## Task input
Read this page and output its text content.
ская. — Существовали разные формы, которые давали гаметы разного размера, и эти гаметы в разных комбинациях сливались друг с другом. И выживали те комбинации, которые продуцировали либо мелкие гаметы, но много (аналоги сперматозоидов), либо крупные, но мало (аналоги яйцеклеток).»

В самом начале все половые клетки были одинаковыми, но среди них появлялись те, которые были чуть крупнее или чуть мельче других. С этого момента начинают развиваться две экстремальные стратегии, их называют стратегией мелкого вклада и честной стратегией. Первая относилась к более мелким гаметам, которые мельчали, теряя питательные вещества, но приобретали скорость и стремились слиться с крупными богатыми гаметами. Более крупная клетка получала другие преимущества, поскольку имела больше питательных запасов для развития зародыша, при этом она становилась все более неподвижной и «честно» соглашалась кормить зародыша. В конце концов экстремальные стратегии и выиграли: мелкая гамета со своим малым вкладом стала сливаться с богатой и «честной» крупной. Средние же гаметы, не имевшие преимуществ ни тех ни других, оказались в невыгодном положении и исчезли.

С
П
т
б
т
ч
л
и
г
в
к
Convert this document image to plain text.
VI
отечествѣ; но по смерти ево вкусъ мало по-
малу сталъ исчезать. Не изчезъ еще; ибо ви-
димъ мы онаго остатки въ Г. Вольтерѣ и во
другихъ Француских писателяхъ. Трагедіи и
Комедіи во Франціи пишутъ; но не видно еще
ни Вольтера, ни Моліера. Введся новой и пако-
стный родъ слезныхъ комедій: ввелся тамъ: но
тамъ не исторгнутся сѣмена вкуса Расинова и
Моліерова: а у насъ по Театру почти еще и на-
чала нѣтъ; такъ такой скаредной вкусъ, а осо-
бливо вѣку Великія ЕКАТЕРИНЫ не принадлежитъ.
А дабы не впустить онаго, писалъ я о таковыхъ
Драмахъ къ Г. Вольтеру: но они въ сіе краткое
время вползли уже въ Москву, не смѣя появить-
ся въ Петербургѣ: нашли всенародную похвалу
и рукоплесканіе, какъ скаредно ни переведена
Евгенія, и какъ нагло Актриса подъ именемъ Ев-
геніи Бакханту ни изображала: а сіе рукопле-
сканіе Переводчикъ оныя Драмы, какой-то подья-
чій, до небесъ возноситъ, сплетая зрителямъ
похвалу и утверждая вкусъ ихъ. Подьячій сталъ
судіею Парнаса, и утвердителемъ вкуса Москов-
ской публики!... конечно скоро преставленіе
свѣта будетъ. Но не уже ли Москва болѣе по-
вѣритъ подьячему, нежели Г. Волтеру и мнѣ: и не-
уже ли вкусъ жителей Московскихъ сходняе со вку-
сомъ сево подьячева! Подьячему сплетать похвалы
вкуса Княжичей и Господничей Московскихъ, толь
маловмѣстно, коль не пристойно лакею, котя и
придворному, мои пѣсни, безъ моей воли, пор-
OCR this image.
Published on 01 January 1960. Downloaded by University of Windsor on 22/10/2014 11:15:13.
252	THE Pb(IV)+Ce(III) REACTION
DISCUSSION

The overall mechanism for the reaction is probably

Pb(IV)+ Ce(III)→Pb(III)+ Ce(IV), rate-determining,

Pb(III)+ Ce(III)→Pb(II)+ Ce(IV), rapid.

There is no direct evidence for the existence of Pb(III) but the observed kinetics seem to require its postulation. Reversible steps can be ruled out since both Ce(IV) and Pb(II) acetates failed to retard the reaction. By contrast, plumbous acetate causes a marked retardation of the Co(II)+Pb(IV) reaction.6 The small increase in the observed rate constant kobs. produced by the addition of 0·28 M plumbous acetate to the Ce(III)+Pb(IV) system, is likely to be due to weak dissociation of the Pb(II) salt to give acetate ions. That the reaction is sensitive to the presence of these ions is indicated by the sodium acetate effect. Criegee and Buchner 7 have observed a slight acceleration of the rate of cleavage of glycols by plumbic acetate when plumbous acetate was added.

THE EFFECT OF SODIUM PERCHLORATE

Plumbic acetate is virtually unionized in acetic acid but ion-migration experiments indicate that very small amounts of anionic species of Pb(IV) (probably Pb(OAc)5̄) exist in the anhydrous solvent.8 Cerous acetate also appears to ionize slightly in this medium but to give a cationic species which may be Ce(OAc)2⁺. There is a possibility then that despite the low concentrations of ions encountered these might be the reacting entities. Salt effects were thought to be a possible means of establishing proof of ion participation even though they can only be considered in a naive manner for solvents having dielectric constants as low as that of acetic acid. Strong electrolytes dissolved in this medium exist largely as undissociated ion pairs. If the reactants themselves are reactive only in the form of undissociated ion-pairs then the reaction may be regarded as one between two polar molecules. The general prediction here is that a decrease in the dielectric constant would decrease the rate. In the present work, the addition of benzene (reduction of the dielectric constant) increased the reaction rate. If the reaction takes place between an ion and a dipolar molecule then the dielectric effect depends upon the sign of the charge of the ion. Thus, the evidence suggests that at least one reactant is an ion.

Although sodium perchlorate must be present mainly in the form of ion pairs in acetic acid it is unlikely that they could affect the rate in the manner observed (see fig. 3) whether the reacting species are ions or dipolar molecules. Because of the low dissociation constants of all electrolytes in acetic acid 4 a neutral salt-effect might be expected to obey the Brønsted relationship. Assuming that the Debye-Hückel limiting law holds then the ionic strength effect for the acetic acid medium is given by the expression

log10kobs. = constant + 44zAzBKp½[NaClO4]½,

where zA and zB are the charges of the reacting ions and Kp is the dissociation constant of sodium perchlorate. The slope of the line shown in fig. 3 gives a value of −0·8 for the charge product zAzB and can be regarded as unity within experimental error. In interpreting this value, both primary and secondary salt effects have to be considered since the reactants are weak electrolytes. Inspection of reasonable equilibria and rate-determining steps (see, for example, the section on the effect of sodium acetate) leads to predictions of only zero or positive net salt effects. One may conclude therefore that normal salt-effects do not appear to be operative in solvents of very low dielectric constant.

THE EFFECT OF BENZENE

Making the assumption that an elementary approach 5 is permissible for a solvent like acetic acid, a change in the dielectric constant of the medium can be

## Aim
Determine the number of lines in the data that contain "pairs" as a word or string, and state only that number.

## Exercise response
2